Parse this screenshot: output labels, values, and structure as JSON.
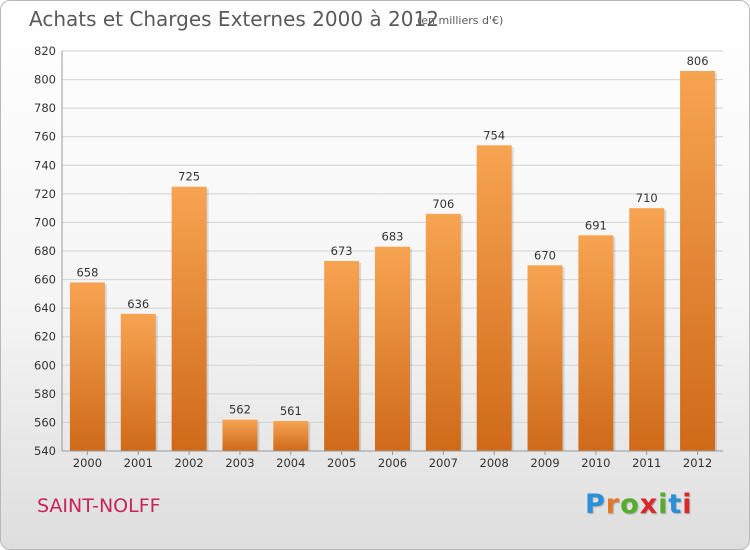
{
  "header": {
    "title": "Achats et Charges Externes 2000 à 2012",
    "unit": "(en milliers d'€)"
  },
  "footer": {
    "commune": "SAINT-NOLFF",
    "logo_letters": [
      "P",
      "r",
      "o",
      "x",
      "i",
      "t",
      "i"
    ],
    "logo_colors": [
      "#2a8fd8",
      "#e2792a",
      "#55ae2a",
      "#d8282a",
      "#55ae2a",
      "#2a8fd8",
      "#d8282a"
    ]
  },
  "colors": {
    "bar_top": "#f7a452",
    "bar_bottom": "#cf6a19",
    "grid": "#d3d3d3",
    "commune": "#c8235a"
  },
  "chart_data": {
    "type": "bar",
    "title": "Achats et Charges Externes 2000 à 2012",
    "xlabel": "",
    "ylabel": "",
    "categories": [
      "2000",
      "2001",
      "2002",
      "2003",
      "2004",
      "2005",
      "2006",
      "2007",
      "2008",
      "2009",
      "2010",
      "2011",
      "2012"
    ],
    "values": [
      658,
      636,
      725,
      562,
      561,
      673,
      683,
      706,
      754,
      670,
      691,
      710,
      806
    ],
    "ylim": [
      540,
      820
    ],
    "yticks": [
      540,
      560,
      580,
      600,
      620,
      640,
      660,
      680,
      700,
      720,
      740,
      760,
      780,
      800,
      820
    ],
    "grid": true
  }
}
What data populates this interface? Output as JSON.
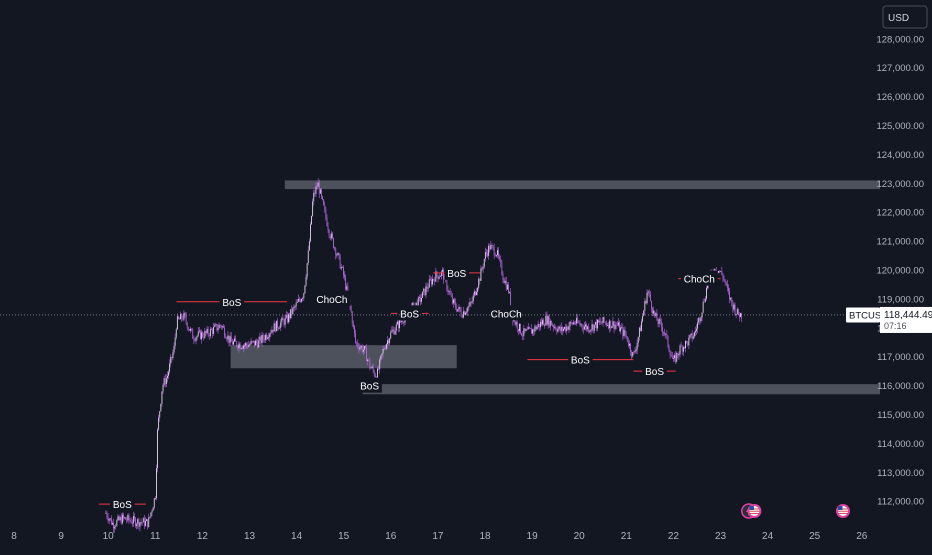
{
  "currency_button": "USD",
  "symbol": "BTCUSD",
  "last_price": "118,444.49",
  "countdown": "07:16",
  "colors": {
    "background": "#131722",
    "candle": "#b667e0",
    "structure_line": "#f23645",
    "zone": "#9598a1",
    "axis_text": "#b2b5be",
    "label_text": "#ffffff"
  },
  "chart_data": {
    "type": "candlestick",
    "x_ticks": [
      "8",
      "9",
      "10",
      "11",
      "12",
      "13",
      "14",
      "15",
      "16",
      "17",
      "18",
      "19",
      "20",
      "21",
      "22",
      "23",
      "24",
      "25",
      "26"
    ],
    "y_ticks": [
      "128,000.00",
      "127,000.00",
      "126,000.00",
      "125,000.00",
      "124,000.00",
      "123,000.00",
      "122,000.00",
      "121,000.00",
      "120,000.00",
      "119,000.00",
      "118,000.00",
      "117,000.00",
      "116,000.00",
      "115,000.00",
      "114,000.00",
      "113,000.00",
      "112,000.00"
    ],
    "ylim": [
      111500,
      128500
    ],
    "xlim": [
      7.75,
      26.5
    ],
    "price_path": [
      [
        9.95,
        111600
      ],
      [
        10.1,
        111200
      ],
      [
        10.3,
        111400
      ],
      [
        10.6,
        111300
      ],
      [
        10.85,
        111250
      ],
      [
        11.0,
        112200
      ],
      [
        11.05,
        114500
      ],
      [
        11.15,
        116000
      ],
      [
        11.25,
        116300
      ],
      [
        11.4,
        117300
      ],
      [
        11.45,
        118200
      ],
      [
        11.6,
        118400
      ],
      [
        11.8,
        117700
      ],
      [
        12.1,
        117800
      ],
      [
        12.4,
        118100
      ],
      [
        12.6,
        117500
      ],
      [
        12.9,
        117400
      ],
      [
        13.2,
        117500
      ],
      [
        13.5,
        118000
      ],
      [
        13.8,
        118300
      ],
      [
        14.0,
        118800
      ],
      [
        14.15,
        119200
      ],
      [
        14.25,
        120600
      ],
      [
        14.35,
        122500
      ],
      [
        14.45,
        123000
      ],
      [
        14.55,
        122300
      ],
      [
        14.7,
        121300
      ],
      [
        14.85,
        120600
      ],
      [
        15.0,
        119800
      ],
      [
        15.15,
        118600
      ],
      [
        15.25,
        117500
      ],
      [
        15.45,
        117200
      ],
      [
        15.55,
        116700
      ],
      [
        15.7,
        116300
      ],
      [
        15.85,
        117300
      ],
      [
        16.0,
        117800
      ],
      [
        16.2,
        118200
      ],
      [
        16.4,
        118600
      ],
      [
        16.6,
        118900
      ],
      [
        16.8,
        119500
      ],
      [
        16.95,
        119800
      ],
      [
        17.1,
        119900
      ],
      [
        17.3,
        118900
      ],
      [
        17.5,
        118500
      ],
      [
        17.7,
        118800
      ],
      [
        17.9,
        119800
      ],
      [
        18.0,
        120500
      ],
      [
        18.1,
        120800
      ],
      [
        18.25,
        120600
      ],
      [
        18.4,
        119700
      ],
      [
        18.5,
        119300
      ],
      [
        18.6,
        118300
      ],
      [
        18.8,
        117800
      ],
      [
        19.0,
        117900
      ],
      [
        19.3,
        118300
      ],
      [
        19.6,
        117900
      ],
      [
        19.9,
        118200
      ],
      [
        20.2,
        118000
      ],
      [
        20.5,
        118200
      ],
      [
        20.8,
        118100
      ],
      [
        21.0,
        117700
      ],
      [
        21.15,
        117000
      ],
      [
        21.3,
        118000
      ],
      [
        21.45,
        119300
      ],
      [
        21.6,
        118400
      ],
      [
        21.8,
        117900
      ],
      [
        22.0,
        116800
      ],
      [
        22.15,
        117300
      ],
      [
        22.3,
        117500
      ],
      [
        22.45,
        117800
      ],
      [
        22.6,
        118600
      ],
      [
        22.75,
        119700
      ],
      [
        22.9,
        120100
      ],
      [
        23.05,
        119800
      ],
      [
        23.2,
        119000
      ],
      [
        23.35,
        118500
      ],
      [
        23.45,
        118444
      ]
    ],
    "zones": [
      {
        "x1": 13.75,
        "x2": 26.5,
        "y_low": 122800,
        "y_high": 123100
      },
      {
        "x1": 12.6,
        "x2": 17.4,
        "y_low": 116600,
        "y_high": 117400
      },
      {
        "x1": 15.4,
        "x2": 26.5,
        "y_low": 115700,
        "y_high": 116050
      }
    ],
    "structure_lines": [
      {
        "x1": 9.8,
        "x2": 10.8,
        "y": 111900,
        "label": "BoS"
      },
      {
        "x1": 11.45,
        "x2": 13.8,
        "y": 118900,
        "label": "BoS"
      },
      {
        "x1": 14.4,
        "x2": 15.1,
        "y": 119000,
        "label": "ChoCh"
      },
      {
        "x1": 15.35,
        "x2": 15.75,
        "y": 116000,
        "label": "BoS"
      },
      {
        "x1": 16.0,
        "x2": 16.8,
        "y": 118500,
        "label": "BoS"
      },
      {
        "x1": 16.9,
        "x2": 17.9,
        "y": 119900,
        "label": "BoS"
      },
      {
        "x1": 18.1,
        "x2": 18.8,
        "y": 118500,
        "label": "ChoCh"
      },
      {
        "x1": 18.9,
        "x2": 21.15,
        "y": 116900,
        "label": "BoS"
      },
      {
        "x1": 21.15,
        "x2": 22.05,
        "y": 116500,
        "label": "BoS"
      },
      {
        "x1": 22.1,
        "x2": 23.0,
        "y": 119700,
        "label": "ChoCh"
      }
    ],
    "last_price": 118444.49
  },
  "event_markers": [
    {
      "x": 23.6,
      "kind": "flash"
    },
    {
      "x": 23.72,
      "kind": "us-flag"
    },
    {
      "x": 25.6,
      "kind": "us-flag"
    }
  ]
}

• **WRITTEN INSTRUCTION**: What is the number of lines in the data holding the word "this"? Reply with that number only.

• **EXERCISE OUTPUT**: 2